* _What this task involves_
Identify every line in the records below that contains the word "into", and copy each of those lines.

* _Entries shown_

⁂

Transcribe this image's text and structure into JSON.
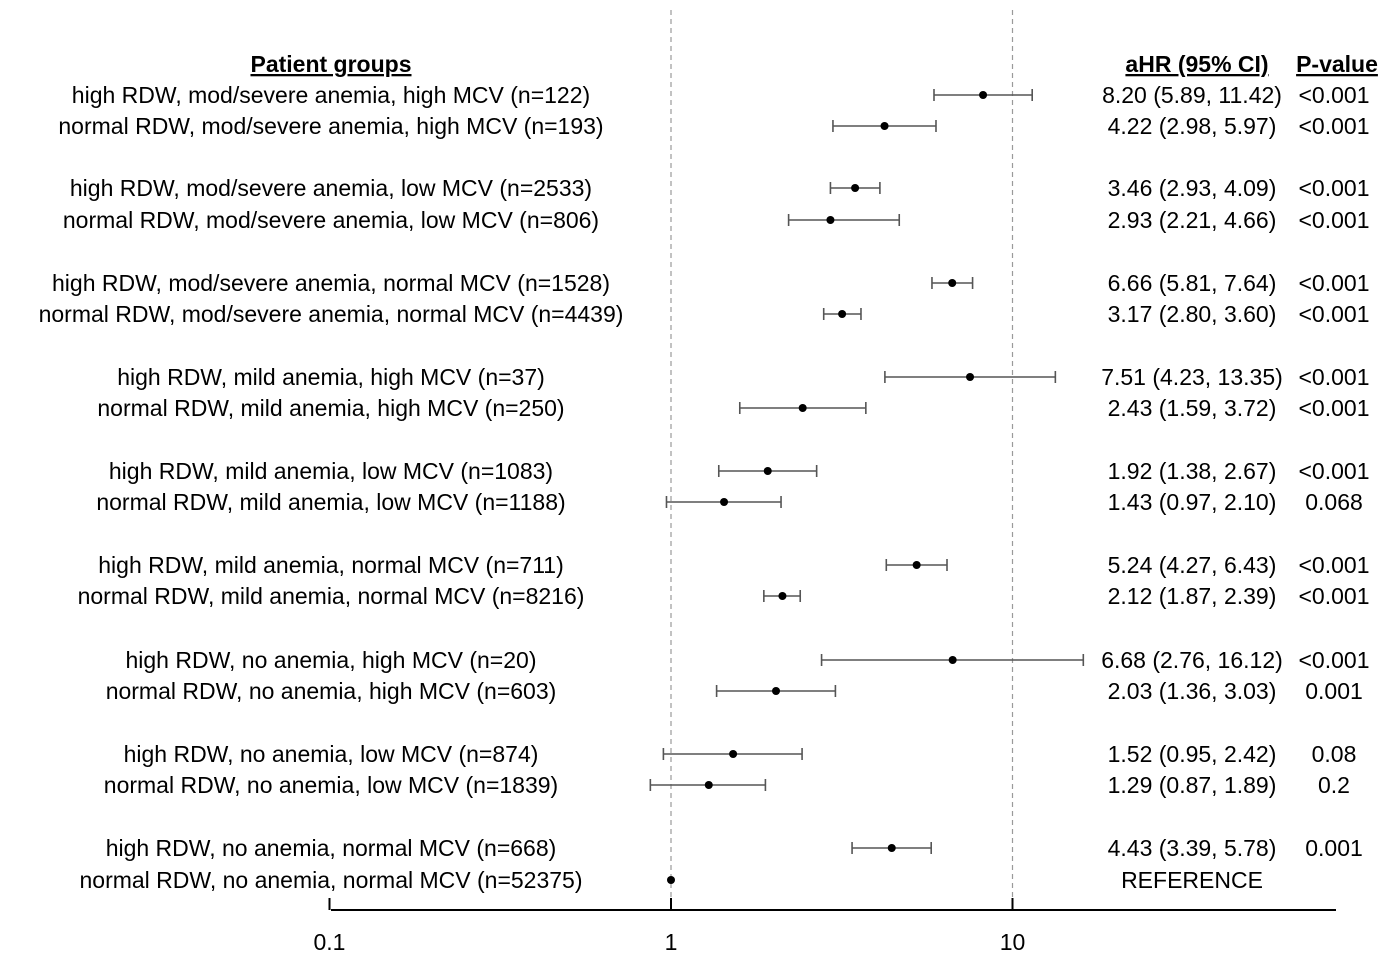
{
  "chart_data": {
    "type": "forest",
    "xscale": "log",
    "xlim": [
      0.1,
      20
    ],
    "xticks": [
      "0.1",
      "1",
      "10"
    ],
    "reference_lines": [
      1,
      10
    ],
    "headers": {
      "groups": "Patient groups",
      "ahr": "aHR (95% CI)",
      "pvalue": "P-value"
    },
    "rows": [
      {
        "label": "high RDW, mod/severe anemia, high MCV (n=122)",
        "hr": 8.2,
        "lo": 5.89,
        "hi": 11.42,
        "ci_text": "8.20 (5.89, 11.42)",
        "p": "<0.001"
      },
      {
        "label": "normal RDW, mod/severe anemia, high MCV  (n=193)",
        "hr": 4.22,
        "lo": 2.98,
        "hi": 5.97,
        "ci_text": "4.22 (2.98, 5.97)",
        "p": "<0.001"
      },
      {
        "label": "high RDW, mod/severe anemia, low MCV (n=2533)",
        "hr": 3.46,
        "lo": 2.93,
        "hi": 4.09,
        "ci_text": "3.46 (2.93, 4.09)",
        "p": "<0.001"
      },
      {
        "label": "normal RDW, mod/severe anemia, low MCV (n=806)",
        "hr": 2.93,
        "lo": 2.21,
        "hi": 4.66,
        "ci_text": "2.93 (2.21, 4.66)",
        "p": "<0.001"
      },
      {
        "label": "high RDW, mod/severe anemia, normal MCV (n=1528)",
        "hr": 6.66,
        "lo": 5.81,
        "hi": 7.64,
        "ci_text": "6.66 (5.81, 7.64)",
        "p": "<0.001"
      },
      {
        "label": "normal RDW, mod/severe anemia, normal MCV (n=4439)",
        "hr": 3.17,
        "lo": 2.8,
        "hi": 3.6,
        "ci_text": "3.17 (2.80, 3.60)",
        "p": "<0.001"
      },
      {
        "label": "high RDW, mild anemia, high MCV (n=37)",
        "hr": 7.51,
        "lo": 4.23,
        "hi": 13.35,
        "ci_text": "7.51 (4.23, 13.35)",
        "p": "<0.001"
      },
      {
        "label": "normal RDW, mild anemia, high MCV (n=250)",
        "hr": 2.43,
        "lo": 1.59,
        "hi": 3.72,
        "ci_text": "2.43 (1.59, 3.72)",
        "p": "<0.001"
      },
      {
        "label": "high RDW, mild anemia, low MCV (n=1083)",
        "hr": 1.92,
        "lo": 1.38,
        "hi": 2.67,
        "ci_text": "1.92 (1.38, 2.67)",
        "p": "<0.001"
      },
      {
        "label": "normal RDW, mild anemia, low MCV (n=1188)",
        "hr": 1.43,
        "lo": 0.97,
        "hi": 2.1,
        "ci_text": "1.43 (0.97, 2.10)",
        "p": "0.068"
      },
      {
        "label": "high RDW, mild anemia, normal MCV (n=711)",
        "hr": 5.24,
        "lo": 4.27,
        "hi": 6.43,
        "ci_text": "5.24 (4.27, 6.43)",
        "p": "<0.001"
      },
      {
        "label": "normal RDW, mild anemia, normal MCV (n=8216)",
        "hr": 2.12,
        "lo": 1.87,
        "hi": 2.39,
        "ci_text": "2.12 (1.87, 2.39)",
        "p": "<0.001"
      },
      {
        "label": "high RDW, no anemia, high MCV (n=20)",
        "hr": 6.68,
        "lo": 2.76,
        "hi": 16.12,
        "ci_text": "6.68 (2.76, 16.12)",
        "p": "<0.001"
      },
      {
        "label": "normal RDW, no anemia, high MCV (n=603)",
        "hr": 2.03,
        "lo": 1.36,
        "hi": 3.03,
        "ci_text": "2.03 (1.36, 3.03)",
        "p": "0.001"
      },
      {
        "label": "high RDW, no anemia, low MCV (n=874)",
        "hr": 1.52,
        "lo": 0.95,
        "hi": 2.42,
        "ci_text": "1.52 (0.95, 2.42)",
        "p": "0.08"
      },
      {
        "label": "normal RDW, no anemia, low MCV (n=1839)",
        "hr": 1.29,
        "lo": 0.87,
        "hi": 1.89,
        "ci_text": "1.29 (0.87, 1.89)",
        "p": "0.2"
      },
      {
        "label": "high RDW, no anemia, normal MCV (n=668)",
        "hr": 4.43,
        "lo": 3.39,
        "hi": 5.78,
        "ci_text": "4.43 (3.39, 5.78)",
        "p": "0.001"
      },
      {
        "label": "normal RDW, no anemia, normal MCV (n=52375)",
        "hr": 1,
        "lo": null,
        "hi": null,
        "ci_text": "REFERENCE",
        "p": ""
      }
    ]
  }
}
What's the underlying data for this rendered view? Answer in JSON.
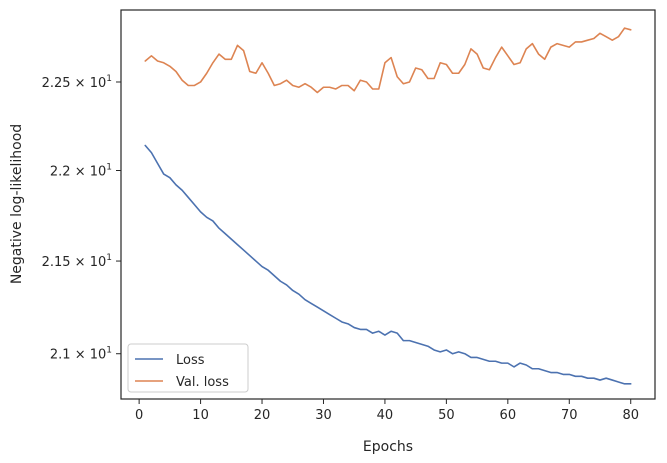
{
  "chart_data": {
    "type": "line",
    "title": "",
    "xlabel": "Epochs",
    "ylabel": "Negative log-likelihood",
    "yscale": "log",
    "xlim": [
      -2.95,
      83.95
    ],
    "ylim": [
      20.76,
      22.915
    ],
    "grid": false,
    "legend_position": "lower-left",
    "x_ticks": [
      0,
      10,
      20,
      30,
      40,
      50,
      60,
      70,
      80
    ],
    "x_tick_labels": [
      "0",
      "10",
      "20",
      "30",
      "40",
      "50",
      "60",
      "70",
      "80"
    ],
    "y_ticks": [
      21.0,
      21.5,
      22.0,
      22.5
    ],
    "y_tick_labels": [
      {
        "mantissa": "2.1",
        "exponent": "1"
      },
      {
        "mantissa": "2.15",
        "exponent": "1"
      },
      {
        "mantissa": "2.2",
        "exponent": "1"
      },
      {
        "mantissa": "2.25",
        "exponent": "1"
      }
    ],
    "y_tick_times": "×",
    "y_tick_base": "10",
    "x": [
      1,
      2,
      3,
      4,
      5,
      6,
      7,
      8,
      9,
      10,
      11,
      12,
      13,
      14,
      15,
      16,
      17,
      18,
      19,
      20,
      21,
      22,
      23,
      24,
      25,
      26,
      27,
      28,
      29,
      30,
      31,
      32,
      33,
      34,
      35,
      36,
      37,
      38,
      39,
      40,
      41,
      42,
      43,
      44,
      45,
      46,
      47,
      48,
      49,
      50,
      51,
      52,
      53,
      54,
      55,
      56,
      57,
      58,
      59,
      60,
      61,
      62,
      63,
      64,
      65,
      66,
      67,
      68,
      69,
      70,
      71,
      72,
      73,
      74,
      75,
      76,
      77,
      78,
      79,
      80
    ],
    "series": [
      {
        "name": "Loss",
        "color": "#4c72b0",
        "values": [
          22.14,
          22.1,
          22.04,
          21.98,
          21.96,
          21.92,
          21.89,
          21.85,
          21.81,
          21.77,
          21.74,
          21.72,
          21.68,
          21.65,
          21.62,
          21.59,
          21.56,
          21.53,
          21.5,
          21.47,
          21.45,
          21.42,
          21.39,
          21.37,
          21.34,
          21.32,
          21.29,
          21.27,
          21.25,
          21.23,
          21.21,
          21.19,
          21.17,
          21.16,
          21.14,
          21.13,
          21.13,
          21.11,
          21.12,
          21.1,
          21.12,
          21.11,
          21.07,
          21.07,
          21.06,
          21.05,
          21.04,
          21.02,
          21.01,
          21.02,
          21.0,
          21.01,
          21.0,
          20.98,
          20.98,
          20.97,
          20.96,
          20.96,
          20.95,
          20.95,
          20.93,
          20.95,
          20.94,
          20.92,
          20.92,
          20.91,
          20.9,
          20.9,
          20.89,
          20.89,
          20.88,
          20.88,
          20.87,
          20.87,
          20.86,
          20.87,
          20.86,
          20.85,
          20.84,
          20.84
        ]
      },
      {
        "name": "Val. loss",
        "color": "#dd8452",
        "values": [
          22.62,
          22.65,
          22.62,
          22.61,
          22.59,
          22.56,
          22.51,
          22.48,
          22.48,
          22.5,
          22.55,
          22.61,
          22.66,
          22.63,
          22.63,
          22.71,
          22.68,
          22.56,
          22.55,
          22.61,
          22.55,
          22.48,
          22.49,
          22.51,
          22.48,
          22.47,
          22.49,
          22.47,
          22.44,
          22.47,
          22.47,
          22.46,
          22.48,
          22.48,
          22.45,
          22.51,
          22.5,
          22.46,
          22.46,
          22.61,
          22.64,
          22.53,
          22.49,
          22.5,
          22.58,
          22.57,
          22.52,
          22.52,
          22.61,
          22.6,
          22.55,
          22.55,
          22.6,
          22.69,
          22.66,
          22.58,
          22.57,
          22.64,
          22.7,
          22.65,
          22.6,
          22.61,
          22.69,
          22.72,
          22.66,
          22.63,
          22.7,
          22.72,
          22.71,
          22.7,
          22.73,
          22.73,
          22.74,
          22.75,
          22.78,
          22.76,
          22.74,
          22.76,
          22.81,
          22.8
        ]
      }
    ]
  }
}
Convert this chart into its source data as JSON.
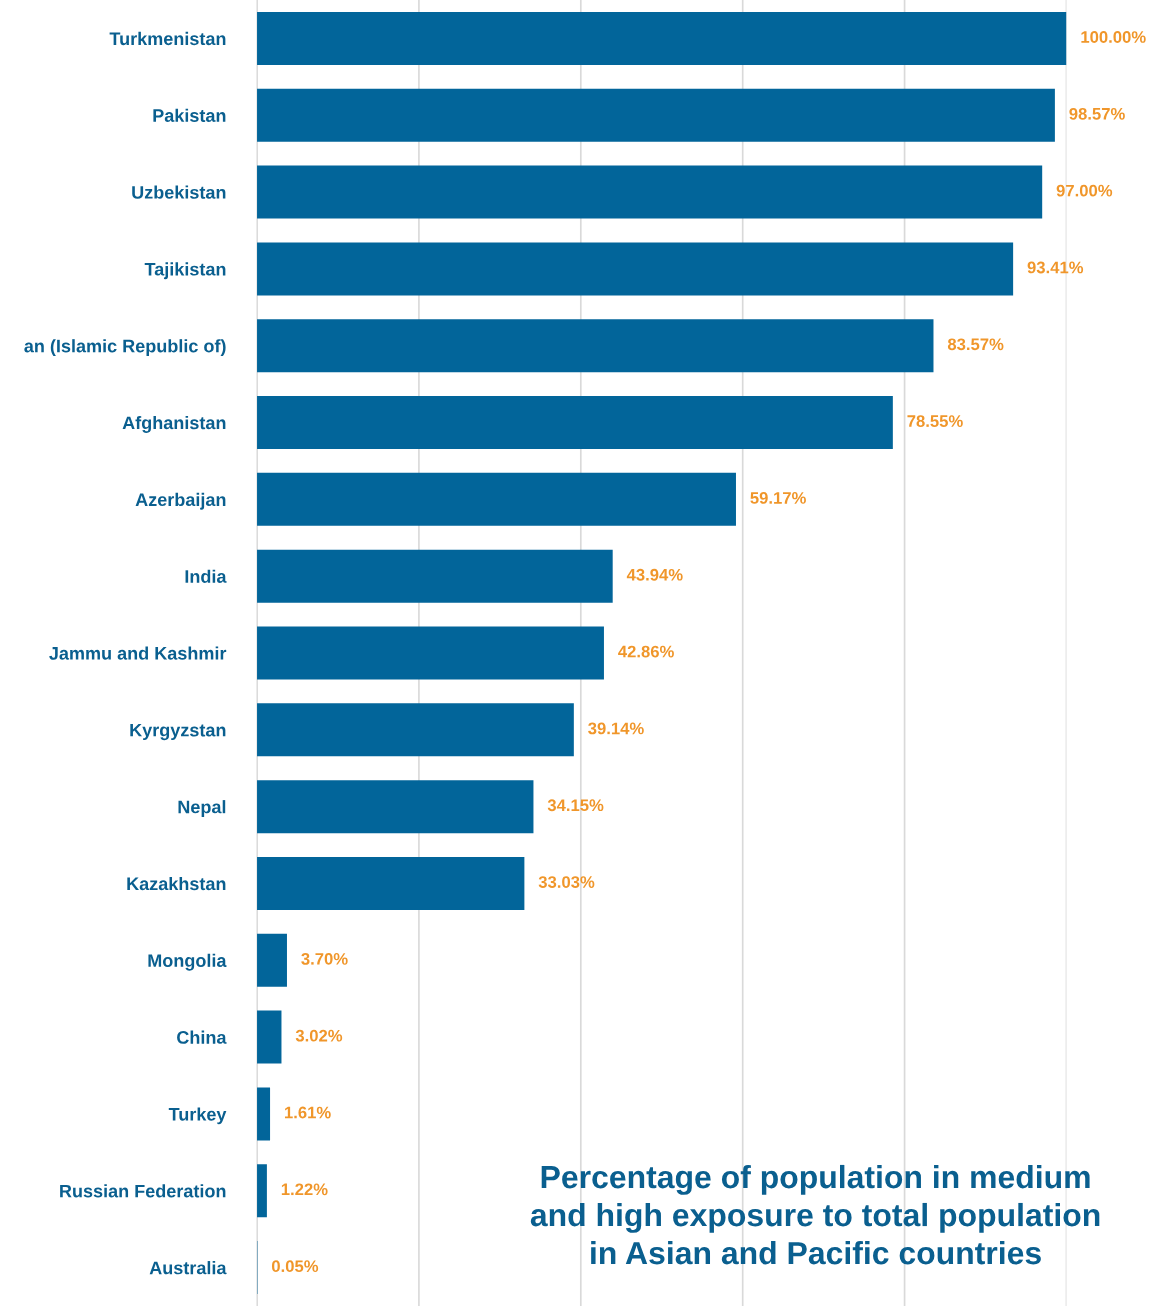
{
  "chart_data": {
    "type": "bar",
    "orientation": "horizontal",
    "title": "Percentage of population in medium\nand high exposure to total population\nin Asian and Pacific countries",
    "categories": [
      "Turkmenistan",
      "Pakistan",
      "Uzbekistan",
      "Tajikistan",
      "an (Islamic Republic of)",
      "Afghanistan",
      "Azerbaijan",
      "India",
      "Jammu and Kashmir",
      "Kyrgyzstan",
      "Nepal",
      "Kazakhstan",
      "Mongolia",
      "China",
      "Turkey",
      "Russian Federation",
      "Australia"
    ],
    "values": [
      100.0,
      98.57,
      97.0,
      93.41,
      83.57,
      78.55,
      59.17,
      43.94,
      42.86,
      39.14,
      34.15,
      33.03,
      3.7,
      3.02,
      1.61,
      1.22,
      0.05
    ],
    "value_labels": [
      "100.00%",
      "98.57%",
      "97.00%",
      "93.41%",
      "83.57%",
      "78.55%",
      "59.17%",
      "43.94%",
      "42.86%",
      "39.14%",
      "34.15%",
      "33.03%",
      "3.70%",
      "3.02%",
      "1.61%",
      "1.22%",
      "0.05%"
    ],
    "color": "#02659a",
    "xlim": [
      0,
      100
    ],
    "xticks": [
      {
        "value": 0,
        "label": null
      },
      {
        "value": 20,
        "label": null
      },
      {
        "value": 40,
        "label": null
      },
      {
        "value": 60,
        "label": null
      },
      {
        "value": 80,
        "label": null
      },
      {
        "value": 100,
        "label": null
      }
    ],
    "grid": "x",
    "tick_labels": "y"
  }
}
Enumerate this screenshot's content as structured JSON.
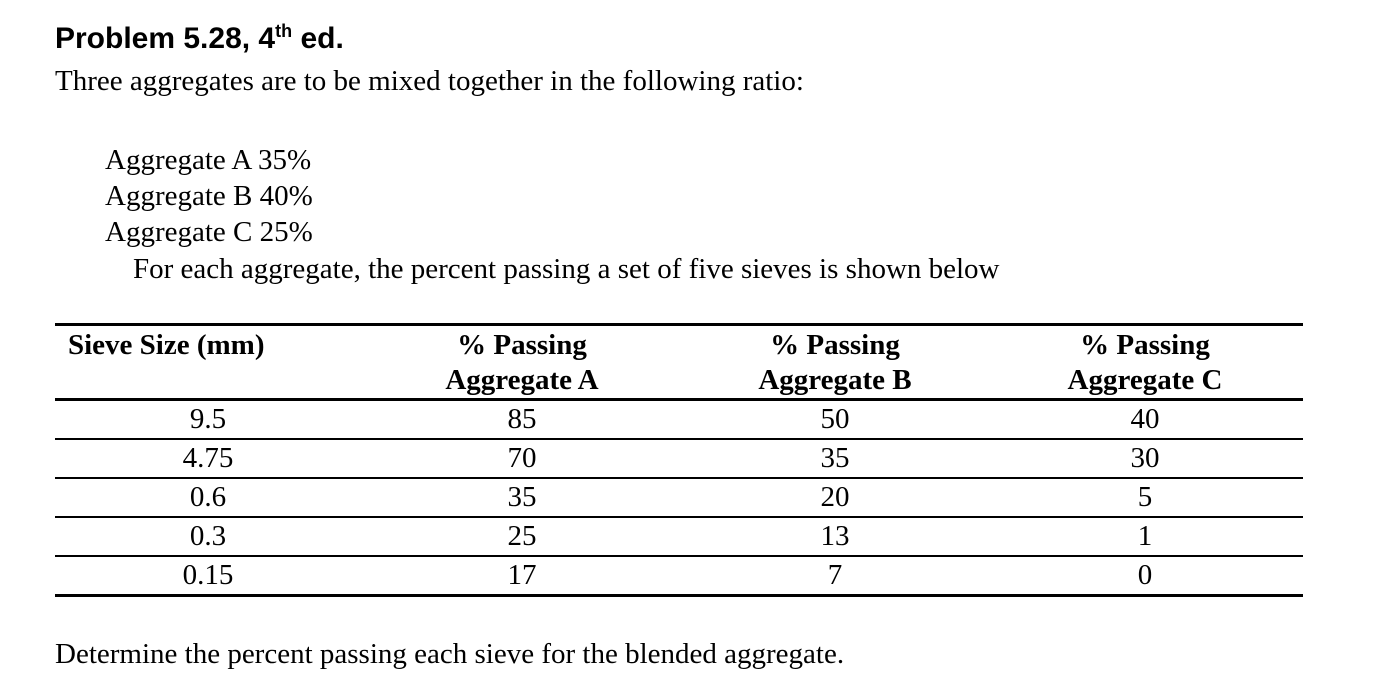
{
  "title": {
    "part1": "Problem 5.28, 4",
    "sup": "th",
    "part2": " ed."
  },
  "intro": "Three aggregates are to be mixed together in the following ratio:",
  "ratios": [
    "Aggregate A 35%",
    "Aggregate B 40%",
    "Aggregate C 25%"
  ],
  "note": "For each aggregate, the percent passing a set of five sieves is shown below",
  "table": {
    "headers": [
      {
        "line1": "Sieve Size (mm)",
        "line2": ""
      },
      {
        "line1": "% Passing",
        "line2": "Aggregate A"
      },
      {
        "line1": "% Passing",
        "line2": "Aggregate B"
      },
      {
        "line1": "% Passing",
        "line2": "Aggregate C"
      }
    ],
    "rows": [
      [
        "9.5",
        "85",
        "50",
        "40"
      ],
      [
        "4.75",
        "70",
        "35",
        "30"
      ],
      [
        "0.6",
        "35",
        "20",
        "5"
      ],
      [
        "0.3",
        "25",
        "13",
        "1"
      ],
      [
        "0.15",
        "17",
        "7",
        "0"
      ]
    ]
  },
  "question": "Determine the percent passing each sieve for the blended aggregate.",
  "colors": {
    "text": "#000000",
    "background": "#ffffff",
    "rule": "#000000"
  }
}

⁂

* _Exercise output_
Transcribe this image's text and structure into JSON.
Convert this chart into its source data as JSON.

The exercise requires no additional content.